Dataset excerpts
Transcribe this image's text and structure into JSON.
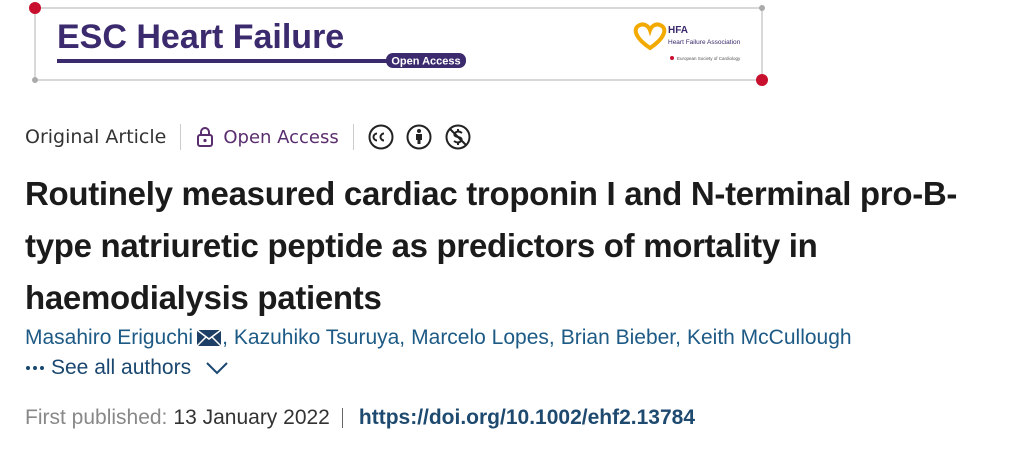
{
  "banner": {
    "journal": "ESC Heart Failure",
    "badge": "Open Access",
    "society_short": "HFA",
    "society_name": "Heart Failure Association",
    "society_parent": "European Society of Cardiology"
  },
  "article": {
    "type": "Original Article",
    "access": "Open Access",
    "title": "Routinely measured cardiac troponin I and N-terminal pro-B-type natriuretic peptide as predictors of mortality in haemodialysis patients",
    "authors": [
      "Masahiro Eriguchi",
      "Kazuhiko Tsuruya",
      "Marcelo Lopes",
      "Brian Bieber",
      "Keith McCullough"
    ],
    "author_separator": ",",
    "see_all": "See all authors",
    "published_label": "First published:",
    "published_date": "13 January 2022",
    "doi": "https://doi.org/10.1002/ehf2.13784"
  }
}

TASK BRIEF:
Count the lines of the entries above that contain the word "Open" and give only the number.

OUTPUT:
2